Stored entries
· · · ·

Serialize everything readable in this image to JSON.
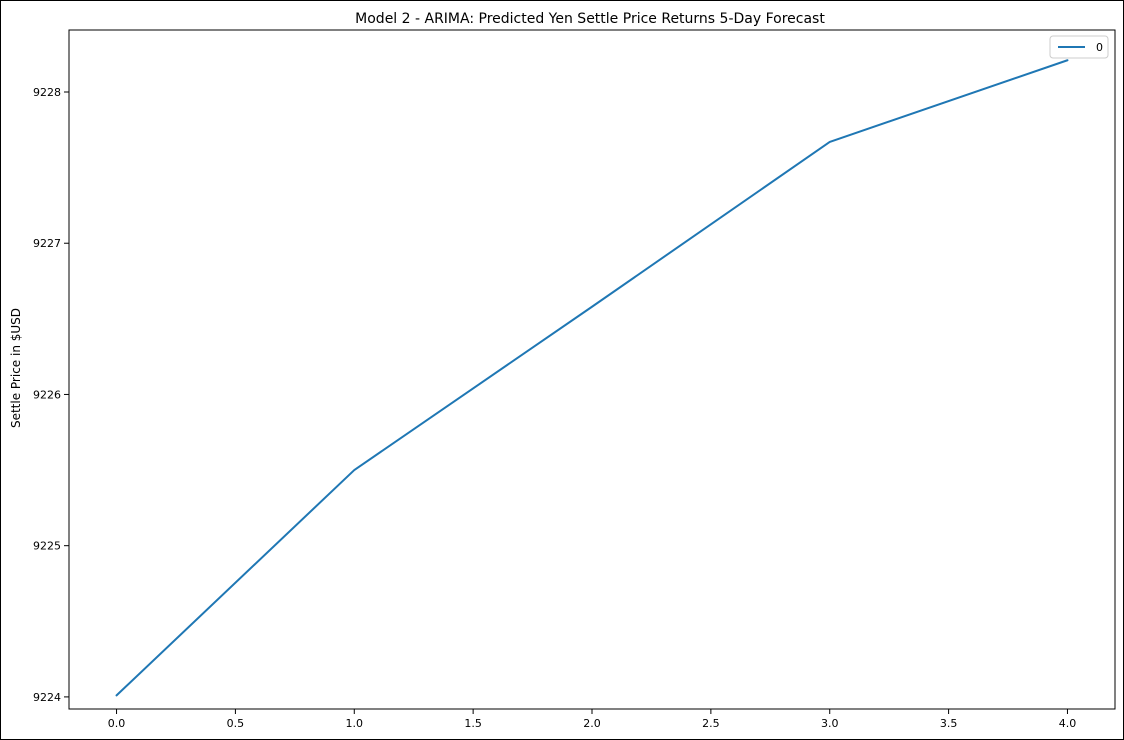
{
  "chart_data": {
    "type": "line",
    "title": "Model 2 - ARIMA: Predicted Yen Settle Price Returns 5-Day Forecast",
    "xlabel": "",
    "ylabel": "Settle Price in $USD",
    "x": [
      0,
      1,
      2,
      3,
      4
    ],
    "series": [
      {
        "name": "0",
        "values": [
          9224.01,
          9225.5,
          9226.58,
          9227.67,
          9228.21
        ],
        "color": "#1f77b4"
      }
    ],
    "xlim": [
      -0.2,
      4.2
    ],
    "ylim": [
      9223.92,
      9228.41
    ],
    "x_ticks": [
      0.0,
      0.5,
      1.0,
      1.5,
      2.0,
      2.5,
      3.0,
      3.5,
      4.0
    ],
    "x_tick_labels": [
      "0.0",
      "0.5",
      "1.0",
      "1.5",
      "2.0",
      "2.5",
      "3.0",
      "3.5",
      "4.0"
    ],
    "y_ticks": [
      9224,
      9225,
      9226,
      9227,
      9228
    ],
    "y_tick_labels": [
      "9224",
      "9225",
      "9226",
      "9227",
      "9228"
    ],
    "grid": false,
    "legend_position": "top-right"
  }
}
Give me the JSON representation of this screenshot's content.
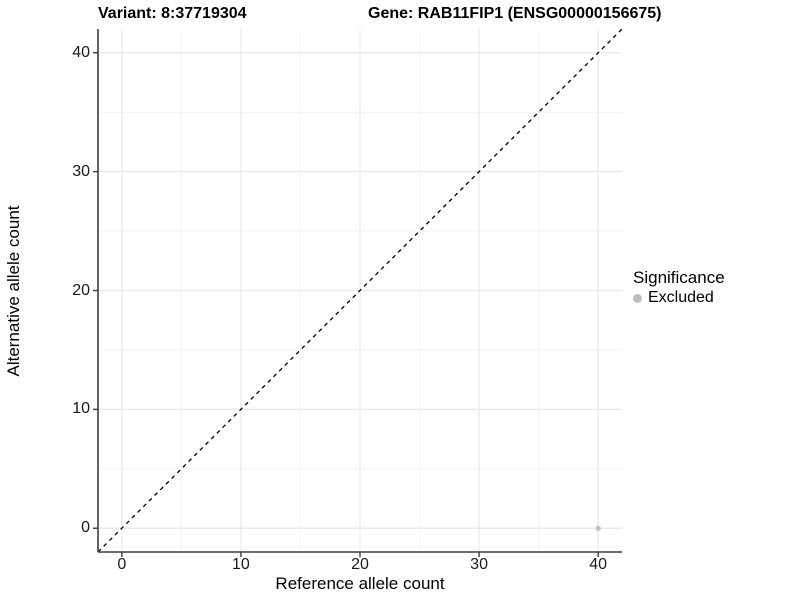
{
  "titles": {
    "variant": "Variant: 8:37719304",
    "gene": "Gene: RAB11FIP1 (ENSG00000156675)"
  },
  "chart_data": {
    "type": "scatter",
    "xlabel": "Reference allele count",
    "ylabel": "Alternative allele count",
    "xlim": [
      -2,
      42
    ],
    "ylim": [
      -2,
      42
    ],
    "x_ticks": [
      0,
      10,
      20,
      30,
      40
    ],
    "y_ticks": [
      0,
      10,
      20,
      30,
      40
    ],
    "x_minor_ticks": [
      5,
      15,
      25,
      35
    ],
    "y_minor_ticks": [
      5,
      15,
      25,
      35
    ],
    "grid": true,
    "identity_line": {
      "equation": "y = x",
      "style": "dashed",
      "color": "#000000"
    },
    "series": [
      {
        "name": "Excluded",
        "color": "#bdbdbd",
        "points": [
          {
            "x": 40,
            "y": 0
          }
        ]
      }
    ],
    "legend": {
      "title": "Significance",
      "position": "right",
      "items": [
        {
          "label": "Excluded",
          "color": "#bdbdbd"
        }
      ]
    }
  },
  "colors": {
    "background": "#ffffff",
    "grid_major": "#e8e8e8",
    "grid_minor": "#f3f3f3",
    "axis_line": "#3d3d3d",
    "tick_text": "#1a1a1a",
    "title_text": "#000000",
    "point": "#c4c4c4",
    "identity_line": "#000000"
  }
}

· · · ·

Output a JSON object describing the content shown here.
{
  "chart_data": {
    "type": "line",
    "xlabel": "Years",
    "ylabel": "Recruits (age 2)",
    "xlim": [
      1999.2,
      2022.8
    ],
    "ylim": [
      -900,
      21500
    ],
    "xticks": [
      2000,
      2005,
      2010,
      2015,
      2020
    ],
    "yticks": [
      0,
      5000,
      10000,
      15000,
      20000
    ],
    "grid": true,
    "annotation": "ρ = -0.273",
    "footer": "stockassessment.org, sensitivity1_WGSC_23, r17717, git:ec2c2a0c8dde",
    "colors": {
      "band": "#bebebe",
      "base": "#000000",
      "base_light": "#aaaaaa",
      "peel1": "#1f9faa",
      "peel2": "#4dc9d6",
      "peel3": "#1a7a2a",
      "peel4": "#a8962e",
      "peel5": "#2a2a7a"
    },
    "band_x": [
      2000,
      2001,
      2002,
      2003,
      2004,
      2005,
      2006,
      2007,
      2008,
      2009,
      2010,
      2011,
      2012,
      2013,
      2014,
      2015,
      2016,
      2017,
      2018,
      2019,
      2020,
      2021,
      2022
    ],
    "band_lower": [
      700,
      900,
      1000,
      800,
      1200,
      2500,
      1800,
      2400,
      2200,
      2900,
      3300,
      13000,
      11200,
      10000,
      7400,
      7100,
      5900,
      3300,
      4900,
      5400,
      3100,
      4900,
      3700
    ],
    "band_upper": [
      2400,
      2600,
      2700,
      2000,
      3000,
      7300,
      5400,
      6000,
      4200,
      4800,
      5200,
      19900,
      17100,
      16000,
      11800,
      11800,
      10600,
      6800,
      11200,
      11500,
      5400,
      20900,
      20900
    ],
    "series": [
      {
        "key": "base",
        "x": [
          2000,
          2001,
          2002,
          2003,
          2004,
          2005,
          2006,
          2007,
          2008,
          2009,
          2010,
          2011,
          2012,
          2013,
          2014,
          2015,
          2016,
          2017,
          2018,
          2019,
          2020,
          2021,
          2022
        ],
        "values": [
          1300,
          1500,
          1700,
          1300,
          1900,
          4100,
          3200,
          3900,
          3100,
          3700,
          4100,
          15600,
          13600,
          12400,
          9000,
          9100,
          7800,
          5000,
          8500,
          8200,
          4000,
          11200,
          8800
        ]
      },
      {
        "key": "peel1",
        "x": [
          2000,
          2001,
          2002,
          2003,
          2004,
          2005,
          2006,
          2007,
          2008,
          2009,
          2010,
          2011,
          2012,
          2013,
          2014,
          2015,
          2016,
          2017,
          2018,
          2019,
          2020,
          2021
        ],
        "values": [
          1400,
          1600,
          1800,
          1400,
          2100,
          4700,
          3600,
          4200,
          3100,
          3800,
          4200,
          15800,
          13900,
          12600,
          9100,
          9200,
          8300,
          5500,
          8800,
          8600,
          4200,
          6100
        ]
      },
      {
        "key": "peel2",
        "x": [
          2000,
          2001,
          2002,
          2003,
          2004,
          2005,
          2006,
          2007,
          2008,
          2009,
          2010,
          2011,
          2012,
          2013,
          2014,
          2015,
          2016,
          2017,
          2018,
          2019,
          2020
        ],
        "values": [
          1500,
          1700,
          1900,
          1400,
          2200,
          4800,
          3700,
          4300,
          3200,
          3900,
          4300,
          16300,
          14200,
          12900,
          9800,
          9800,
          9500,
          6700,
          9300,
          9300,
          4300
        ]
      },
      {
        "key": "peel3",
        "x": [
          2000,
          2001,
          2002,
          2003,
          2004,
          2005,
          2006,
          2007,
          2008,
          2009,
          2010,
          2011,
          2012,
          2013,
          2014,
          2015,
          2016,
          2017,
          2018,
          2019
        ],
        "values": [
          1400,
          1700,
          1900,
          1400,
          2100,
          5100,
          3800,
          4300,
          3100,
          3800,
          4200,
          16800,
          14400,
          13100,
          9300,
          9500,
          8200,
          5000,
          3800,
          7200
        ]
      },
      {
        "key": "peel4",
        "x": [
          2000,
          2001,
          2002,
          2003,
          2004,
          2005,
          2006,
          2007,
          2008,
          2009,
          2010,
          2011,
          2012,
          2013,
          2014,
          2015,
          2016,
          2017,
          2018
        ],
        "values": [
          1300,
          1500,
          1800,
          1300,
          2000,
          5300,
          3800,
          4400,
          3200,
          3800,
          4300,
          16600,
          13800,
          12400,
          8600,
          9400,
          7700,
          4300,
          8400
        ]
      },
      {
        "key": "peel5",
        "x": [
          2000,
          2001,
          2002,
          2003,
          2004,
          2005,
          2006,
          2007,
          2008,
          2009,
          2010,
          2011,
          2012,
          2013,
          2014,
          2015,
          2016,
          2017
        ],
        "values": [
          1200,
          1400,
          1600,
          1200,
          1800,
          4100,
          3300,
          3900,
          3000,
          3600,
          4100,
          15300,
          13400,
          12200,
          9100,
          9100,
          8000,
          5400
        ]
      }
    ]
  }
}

· · · ·

TASK REQUIREMENTS – In the lines above, locate the string "allele". Copy every line where it occurs.

ANSWER TO THIS PROBLEM –
    "xlabel": "Reference allele count",
    "ylabel": "Alternative allele count",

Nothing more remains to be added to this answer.